This is nothing special. I can do the same with just as few lines with Java and SWING.
I'm all for praising Apple when it's deserved, but the ease of use you are talking about is pretty much DEMANDED of ANY major API or User Interface Toolkit.
That said, it is AWESOME to see 3rd party development happening on the iPhone. I SERIOUSLY hope Apple don't shut it down by the time the iPhone reaches the UK!
Reply
8-03-2007 @ 8:04PM
Anthony said...
@ 8 jjgay - SWING is on the iPhone? No? Then STFU. :P
Erica, stop being modest. We all know what a phenomenal programmer you are!
Reply
8-04-2007 @ 1:22AM
Jon said...
"That said, it is AWESOME to see 3rd party development happening on the iPhone. I SERIOUSLY hope Apple don't shut it down by the time the iPhone reaches the UK!"
I don't see why they would. Killer apps mean more sales of the phone. They'd only want to stop people from hacking stuff they shouldn't, like switching to another operator.
P.S. It's good to see female programmers.
Reply
8-04-2007 @ 5:25AM
Rick said...
Anthony: what a piece of crap of a comment.
jgjay (not jjgay) was obviously referring to the "30 lines for GUI app" part of the article and really mentioning SWING was just to prove his point that it's quite normal for GUI libs to be that easy.
So stop putting things out of context and, YOU STFU.
Reply
8-04-2007 @ 7:03AM
Tubby Bartles said...
"I can do with a few lines of JAVA and Swing". Good lord, jgjay. Having written apps for phones before, I can say Erica's right - this is amazing. It was one of the most painful experiences to go through; the tools and libraries for most phones are where unix was when I was coding apps for that in 1990. 30 lines of code for a text editor is *amazing* for a phone; when Apple opens the SDK (or this group does it for them) some of these apps are going to be amazing.

_Source information:_

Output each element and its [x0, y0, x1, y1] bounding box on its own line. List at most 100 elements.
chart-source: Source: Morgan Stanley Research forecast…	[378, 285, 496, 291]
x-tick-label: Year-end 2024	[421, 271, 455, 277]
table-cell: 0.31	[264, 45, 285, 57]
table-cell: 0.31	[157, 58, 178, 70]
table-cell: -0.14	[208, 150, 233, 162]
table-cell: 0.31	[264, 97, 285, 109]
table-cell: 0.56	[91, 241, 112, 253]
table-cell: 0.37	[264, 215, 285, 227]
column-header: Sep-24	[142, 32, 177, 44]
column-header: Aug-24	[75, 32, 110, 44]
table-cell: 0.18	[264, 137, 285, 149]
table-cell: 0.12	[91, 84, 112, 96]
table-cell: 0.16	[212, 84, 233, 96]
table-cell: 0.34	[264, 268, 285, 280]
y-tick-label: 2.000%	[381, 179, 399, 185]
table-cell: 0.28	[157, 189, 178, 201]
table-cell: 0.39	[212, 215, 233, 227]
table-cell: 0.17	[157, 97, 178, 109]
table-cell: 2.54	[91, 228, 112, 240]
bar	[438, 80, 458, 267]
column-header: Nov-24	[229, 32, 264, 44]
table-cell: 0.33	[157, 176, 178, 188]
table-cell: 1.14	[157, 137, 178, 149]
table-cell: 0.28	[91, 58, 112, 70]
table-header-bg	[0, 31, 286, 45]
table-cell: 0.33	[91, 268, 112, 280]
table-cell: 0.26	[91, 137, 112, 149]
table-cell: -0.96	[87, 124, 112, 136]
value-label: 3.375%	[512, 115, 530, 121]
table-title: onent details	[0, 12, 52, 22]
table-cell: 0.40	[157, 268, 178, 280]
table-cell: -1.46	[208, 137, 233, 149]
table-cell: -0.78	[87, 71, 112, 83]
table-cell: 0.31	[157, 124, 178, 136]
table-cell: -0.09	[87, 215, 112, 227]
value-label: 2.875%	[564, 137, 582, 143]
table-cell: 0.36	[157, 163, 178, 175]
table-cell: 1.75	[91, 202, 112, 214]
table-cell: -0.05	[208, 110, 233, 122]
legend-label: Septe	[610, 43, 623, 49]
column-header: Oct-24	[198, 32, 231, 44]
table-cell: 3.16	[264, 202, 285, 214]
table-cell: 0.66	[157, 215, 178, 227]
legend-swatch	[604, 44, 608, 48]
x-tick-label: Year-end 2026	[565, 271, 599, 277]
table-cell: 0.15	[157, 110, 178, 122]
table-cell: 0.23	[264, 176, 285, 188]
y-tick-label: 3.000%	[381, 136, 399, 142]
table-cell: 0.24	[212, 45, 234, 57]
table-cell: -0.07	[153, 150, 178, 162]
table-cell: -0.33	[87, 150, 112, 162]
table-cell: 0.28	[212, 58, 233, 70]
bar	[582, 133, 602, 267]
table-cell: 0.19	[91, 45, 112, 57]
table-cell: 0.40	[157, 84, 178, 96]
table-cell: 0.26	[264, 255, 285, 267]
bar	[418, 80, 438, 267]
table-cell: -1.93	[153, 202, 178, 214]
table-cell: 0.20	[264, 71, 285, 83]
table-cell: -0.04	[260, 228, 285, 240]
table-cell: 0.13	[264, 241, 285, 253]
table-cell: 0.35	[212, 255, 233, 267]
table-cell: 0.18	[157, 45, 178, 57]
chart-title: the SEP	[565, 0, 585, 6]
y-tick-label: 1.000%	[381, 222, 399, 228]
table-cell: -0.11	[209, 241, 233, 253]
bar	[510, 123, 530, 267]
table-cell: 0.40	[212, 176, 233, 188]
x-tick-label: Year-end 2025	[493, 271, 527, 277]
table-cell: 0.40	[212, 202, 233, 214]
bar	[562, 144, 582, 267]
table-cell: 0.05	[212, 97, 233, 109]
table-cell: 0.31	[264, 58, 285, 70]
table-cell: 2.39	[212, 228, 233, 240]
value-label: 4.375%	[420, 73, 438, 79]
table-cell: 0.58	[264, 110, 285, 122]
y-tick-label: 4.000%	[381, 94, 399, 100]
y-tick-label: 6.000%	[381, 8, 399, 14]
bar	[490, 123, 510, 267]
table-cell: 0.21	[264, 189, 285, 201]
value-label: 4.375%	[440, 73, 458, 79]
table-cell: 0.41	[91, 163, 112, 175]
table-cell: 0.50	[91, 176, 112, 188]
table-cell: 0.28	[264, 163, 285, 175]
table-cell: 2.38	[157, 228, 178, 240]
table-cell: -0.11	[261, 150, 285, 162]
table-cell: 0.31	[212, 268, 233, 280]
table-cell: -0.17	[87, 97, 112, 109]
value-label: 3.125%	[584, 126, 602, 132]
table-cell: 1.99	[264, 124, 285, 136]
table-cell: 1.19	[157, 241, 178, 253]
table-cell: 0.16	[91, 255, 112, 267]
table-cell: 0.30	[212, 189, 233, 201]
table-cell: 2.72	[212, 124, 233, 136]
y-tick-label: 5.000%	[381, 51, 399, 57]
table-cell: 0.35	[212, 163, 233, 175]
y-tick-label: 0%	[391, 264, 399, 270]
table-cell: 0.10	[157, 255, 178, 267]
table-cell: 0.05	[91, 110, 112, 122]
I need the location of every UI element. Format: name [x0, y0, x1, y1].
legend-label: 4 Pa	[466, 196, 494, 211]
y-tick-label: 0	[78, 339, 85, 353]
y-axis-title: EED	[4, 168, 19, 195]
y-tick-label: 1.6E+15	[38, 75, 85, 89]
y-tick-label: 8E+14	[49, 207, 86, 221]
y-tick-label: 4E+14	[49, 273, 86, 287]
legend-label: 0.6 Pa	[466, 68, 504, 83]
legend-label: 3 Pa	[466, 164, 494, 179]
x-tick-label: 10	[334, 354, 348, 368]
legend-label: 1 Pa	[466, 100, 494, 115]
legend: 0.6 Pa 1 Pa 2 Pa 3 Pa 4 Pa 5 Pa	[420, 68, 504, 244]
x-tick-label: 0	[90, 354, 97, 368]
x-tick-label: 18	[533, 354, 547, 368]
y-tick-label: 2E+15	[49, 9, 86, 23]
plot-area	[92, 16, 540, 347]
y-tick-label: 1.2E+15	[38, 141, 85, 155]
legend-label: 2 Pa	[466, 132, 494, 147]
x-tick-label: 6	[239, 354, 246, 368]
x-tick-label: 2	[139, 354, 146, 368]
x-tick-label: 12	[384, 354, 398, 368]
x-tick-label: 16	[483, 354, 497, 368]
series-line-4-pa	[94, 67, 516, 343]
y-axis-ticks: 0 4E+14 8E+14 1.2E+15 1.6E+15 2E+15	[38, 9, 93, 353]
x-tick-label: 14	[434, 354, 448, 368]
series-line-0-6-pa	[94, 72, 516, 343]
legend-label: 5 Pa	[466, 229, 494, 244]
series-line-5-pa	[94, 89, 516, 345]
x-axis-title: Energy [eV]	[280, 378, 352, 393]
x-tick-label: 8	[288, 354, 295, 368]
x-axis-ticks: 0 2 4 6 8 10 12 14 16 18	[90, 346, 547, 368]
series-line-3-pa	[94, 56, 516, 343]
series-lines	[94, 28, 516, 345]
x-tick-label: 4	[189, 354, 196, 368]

_Explore the material:_
A - Summarize the comment thread in two sentences.
B - Reproduce the comment thread word for word, beginning at the words "P.S. It's good" and stopping after "be that easy.".
The records play no part in what follows.

_Response list:_
A - One commenter says building a GUI app in so few lines is nothing special, since Java and Swing can do the same, but welcomes third-party iPhone development and hopes Apple won't shut it down. Others respond that Swing isn't on the iPhone, that Apple would gain phone sales from killer apps, and that 30 lines of code for a text editor is amazing for a phone.

B -
P.S. It's good to see female programmers.
Reply
8-04-2007 @ 5:25AM
Rick said...
Anthony: what a piece of crap of a comment.
jgjay (not jjgay) was obviously referring to the "30 lines for GUI app" part of the article and really mentioning SWING was just to prove his point that it's quite normal for GUI libs to be that easy.